■ **TO DO**:
Review the listing and copy each line that holds the word "Lmax".

(Recorded data)
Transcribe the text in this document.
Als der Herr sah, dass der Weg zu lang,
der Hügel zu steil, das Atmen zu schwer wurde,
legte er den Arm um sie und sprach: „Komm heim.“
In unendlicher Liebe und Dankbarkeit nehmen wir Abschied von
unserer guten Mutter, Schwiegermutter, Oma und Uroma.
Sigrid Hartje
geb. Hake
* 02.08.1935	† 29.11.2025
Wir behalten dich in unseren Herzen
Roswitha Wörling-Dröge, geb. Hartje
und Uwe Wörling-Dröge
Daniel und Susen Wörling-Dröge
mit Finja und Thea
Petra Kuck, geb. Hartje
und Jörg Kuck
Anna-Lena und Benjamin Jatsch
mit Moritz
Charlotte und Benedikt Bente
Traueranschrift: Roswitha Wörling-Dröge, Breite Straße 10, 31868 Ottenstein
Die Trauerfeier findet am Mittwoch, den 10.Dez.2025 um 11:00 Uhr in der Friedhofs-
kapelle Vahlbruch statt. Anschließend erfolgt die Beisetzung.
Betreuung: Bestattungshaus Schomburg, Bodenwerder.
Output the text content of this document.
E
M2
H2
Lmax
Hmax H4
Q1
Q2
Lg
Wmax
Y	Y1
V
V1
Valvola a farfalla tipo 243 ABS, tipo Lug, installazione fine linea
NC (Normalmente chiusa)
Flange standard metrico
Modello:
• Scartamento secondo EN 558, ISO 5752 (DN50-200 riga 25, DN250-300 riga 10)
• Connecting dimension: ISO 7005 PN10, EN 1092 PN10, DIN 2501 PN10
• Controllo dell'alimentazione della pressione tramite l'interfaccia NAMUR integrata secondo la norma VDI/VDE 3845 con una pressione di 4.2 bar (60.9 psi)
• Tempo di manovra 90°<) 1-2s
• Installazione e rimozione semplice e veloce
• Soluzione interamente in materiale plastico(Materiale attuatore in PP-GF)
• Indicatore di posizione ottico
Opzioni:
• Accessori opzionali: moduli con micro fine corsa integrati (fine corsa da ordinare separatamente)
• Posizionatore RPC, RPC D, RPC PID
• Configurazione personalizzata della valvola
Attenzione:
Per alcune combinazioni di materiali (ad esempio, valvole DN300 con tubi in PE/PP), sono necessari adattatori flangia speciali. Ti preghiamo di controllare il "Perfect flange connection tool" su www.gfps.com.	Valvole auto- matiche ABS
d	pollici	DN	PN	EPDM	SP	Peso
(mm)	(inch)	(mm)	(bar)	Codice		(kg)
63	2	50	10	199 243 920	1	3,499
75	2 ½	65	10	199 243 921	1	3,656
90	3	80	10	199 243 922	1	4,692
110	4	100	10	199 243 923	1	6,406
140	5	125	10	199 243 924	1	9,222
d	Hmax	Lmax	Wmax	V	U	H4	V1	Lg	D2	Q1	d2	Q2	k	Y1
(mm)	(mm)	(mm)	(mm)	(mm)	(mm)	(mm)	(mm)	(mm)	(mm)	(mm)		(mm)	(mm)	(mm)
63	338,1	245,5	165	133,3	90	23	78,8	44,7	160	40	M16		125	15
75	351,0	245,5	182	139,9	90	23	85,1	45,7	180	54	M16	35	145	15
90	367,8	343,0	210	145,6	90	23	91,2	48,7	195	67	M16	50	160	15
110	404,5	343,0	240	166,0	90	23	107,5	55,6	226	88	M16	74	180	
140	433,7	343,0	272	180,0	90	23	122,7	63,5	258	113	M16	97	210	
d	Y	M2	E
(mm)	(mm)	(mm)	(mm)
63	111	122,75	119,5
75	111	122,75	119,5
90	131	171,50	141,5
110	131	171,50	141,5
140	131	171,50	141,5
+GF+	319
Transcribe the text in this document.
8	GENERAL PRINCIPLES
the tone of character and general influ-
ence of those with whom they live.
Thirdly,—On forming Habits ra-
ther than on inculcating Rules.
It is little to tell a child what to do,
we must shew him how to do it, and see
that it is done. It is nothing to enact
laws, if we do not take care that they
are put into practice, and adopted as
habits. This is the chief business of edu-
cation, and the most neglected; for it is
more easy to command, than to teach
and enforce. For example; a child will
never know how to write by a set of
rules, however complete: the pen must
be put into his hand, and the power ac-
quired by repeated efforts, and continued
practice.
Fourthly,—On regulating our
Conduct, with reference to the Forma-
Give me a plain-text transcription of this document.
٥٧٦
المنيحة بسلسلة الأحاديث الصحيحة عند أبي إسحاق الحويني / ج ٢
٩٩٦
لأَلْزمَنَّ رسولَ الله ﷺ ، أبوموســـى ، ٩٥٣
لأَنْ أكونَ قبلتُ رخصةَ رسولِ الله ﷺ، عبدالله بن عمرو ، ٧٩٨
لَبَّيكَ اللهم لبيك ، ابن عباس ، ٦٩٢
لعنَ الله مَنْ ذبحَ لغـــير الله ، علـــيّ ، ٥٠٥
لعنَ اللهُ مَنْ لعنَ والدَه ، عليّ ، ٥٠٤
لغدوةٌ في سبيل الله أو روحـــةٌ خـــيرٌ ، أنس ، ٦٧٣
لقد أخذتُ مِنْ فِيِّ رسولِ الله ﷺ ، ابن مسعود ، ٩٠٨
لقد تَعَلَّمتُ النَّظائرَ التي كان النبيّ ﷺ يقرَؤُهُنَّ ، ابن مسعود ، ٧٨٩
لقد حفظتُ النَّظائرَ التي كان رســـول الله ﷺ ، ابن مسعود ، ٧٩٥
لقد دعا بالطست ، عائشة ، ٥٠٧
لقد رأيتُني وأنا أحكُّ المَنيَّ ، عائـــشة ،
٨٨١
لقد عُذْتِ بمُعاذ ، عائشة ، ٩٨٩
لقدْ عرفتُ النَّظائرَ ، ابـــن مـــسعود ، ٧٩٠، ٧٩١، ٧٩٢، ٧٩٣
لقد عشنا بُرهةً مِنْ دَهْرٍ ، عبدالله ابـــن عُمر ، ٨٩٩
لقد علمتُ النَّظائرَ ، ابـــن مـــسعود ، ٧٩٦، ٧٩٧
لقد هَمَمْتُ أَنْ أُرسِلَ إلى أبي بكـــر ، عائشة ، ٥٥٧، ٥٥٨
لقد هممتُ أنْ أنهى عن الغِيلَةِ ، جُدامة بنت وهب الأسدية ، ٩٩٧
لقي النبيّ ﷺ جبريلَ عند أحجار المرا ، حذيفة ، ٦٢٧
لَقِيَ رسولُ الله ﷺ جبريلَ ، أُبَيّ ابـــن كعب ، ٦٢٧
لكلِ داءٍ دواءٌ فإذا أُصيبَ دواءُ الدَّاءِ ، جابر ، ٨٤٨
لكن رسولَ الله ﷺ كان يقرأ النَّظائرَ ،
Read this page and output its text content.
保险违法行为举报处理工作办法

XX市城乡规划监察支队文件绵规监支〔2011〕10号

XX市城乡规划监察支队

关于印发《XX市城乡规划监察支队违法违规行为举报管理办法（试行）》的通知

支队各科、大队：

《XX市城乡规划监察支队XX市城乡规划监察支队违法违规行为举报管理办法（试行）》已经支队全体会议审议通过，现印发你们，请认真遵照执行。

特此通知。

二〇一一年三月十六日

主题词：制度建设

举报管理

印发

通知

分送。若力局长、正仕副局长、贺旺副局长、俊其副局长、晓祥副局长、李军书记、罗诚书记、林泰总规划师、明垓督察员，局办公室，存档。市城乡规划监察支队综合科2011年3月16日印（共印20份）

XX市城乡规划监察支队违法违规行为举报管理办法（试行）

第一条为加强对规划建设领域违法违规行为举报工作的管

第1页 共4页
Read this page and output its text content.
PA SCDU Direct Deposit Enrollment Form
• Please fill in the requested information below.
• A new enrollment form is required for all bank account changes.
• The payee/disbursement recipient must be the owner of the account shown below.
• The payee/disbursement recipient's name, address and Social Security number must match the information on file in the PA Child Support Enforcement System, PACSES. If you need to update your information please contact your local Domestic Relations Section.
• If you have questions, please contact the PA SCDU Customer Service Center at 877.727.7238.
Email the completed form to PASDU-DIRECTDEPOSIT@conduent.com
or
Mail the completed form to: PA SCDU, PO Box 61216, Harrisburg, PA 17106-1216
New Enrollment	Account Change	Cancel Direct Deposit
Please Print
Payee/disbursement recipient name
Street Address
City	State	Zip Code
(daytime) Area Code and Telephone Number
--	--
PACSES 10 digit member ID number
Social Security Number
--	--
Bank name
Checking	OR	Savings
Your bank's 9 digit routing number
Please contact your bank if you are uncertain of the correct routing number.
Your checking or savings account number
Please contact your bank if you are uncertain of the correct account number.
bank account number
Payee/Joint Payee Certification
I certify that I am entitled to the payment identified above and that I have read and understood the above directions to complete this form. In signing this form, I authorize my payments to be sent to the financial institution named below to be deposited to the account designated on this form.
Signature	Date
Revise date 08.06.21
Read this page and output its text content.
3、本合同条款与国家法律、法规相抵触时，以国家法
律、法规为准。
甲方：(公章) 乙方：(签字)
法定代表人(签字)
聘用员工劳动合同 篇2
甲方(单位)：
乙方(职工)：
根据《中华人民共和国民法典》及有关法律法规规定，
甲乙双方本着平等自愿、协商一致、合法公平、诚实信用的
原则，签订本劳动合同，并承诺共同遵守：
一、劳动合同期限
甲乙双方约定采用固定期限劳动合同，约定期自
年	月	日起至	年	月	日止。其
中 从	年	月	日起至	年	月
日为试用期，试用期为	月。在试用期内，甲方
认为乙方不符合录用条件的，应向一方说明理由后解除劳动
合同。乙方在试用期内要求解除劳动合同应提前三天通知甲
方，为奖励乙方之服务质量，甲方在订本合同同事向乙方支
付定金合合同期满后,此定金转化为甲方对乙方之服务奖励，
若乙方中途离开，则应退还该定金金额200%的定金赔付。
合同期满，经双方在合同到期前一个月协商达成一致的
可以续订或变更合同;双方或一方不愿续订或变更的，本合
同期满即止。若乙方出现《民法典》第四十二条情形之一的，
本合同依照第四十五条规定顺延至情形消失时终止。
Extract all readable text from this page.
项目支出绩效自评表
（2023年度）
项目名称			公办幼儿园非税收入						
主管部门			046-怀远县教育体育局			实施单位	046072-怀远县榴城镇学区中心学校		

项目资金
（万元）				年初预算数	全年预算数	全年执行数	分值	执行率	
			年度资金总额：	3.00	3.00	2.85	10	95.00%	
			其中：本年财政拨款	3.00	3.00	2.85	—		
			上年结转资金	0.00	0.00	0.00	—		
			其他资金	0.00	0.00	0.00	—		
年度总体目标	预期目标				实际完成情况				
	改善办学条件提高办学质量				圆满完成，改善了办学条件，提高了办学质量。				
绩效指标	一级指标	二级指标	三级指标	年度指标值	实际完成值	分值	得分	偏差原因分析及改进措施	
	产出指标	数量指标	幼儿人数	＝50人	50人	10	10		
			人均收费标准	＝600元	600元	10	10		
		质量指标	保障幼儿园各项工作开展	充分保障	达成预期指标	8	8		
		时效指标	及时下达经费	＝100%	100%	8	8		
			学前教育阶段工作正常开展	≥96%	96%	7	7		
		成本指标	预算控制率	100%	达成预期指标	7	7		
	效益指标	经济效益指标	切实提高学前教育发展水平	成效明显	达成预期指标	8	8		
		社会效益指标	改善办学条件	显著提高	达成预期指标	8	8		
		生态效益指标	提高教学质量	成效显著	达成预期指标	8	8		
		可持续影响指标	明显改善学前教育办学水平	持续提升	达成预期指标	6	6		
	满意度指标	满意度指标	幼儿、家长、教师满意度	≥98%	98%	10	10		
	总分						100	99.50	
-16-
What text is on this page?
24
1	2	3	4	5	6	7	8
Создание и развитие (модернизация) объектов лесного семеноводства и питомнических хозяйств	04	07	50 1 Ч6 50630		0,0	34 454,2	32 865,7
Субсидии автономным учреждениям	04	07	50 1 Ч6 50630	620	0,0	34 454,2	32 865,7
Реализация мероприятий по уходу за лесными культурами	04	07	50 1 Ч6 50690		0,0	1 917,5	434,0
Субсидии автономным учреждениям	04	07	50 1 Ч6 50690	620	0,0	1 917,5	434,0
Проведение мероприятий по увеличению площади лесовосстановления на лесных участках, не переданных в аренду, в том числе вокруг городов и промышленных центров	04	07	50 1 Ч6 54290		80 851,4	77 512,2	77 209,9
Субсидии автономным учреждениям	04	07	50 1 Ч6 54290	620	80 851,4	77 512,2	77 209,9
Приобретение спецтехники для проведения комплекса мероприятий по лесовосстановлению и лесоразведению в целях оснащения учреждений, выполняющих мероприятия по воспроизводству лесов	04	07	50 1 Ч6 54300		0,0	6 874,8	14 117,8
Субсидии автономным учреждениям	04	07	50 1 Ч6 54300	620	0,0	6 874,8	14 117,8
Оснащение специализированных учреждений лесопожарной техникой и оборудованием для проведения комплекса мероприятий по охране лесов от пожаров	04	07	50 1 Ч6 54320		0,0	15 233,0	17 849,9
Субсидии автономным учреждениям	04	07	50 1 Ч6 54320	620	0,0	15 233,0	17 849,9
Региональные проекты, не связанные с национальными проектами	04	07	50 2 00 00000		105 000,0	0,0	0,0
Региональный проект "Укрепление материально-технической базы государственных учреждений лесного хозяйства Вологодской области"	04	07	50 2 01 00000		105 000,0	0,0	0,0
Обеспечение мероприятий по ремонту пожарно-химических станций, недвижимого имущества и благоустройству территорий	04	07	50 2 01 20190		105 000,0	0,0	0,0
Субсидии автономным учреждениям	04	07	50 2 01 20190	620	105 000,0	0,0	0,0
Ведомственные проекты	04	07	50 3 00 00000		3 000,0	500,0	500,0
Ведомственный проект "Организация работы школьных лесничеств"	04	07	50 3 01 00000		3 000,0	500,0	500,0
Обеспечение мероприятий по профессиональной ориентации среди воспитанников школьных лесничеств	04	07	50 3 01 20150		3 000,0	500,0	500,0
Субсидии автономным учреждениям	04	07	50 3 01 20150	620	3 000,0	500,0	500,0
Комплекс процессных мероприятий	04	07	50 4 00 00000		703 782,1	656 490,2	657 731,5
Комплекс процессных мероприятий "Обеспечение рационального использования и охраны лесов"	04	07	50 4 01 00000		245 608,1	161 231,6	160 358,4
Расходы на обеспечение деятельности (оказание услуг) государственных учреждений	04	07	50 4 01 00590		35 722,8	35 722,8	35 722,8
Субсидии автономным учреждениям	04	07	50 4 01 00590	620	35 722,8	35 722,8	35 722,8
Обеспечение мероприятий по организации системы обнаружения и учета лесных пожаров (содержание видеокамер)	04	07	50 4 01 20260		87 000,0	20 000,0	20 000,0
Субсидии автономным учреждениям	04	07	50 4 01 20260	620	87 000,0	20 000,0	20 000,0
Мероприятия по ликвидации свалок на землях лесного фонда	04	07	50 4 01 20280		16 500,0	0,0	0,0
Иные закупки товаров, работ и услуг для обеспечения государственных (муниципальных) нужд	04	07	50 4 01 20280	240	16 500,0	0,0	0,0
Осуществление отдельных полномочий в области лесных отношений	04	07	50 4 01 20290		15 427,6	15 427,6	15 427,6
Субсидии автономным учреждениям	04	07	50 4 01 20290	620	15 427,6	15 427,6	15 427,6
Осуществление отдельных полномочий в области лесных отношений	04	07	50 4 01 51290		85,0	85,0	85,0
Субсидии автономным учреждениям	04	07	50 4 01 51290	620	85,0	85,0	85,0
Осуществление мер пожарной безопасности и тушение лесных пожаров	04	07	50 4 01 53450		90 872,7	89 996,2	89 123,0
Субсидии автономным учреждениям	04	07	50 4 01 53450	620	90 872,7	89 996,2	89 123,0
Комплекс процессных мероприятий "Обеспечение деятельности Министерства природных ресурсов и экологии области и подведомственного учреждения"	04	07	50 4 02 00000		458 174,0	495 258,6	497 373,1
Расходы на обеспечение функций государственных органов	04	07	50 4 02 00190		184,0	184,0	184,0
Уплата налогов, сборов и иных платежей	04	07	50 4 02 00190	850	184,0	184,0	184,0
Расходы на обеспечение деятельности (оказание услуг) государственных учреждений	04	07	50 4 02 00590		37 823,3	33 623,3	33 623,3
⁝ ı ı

■ **WRITTEN ANSWER**:
Lmax
d	Hmax	Lmax	Wmax	V	U	H4	V1	Lg	D2	Q1	d2	Q2	k	Y1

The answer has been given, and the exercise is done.